* start Record set *

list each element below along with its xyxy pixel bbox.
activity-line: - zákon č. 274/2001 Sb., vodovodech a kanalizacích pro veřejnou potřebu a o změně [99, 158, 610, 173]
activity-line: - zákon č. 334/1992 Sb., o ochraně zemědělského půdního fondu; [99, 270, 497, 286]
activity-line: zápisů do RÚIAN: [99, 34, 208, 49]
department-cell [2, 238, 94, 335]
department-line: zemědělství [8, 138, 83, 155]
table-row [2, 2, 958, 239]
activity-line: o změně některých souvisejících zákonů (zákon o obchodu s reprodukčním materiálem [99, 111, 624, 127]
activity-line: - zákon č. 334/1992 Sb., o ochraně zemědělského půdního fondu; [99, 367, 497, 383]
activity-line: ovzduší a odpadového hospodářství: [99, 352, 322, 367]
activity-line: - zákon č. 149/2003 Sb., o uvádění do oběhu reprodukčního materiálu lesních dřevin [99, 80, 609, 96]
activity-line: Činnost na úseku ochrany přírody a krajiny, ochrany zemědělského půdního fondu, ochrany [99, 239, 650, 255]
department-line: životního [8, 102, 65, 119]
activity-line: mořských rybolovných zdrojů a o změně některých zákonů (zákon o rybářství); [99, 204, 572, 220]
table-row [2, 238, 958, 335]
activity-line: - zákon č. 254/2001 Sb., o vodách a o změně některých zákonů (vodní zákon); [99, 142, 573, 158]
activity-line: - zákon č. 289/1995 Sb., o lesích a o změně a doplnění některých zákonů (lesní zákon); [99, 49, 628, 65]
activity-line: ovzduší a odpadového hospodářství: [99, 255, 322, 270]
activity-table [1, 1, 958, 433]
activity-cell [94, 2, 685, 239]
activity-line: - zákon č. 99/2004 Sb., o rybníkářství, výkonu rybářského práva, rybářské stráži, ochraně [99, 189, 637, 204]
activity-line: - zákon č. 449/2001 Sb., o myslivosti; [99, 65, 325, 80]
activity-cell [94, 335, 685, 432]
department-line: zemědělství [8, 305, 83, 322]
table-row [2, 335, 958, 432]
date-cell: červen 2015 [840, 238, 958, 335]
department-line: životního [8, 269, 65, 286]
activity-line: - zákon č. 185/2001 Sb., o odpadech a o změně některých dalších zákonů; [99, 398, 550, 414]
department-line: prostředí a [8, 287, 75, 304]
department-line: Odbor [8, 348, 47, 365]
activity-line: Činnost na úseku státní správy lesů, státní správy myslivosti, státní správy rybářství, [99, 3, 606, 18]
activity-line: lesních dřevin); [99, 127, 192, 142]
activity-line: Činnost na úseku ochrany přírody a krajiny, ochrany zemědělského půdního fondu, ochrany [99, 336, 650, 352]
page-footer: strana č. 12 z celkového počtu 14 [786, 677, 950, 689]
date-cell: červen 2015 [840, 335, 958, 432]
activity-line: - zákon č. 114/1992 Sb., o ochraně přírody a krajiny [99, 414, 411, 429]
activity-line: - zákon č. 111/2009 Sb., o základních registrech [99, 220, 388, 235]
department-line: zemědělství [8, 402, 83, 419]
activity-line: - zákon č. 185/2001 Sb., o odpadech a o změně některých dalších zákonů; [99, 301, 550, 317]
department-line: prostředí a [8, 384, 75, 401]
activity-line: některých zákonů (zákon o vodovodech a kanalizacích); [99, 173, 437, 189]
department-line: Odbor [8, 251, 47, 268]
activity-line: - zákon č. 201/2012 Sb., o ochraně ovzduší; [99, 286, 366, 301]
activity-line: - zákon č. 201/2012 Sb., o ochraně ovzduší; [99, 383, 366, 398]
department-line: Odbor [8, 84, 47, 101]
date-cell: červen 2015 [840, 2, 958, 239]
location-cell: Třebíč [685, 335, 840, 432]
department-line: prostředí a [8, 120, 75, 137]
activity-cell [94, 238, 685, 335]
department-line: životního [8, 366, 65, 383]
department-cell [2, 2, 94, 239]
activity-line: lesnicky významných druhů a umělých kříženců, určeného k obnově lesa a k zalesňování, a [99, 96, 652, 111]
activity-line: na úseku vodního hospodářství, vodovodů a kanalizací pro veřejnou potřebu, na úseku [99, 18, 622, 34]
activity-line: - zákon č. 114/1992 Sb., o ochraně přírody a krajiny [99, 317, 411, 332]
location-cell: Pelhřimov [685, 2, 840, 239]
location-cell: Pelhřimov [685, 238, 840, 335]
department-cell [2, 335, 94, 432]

* end Record set *

**Exercise brief:** Could you render the data as a numbered list, starting with its first line and going on through the line containing "270, 497, 286]", both included and blank lines omitted?

**In response:**
1. list each element below along with its xyxy pixel bbox.
2. activity-line: - zákon č. 274/2001 Sb., vodovodech a kanalizacích pro veřejnou potřebu a o změně [99, 158, 610, 173]
3. activity-line: - zákon č. 334/1992 Sb., o ochraně zemědělského půdního fondu; [99, 270, 497, 286]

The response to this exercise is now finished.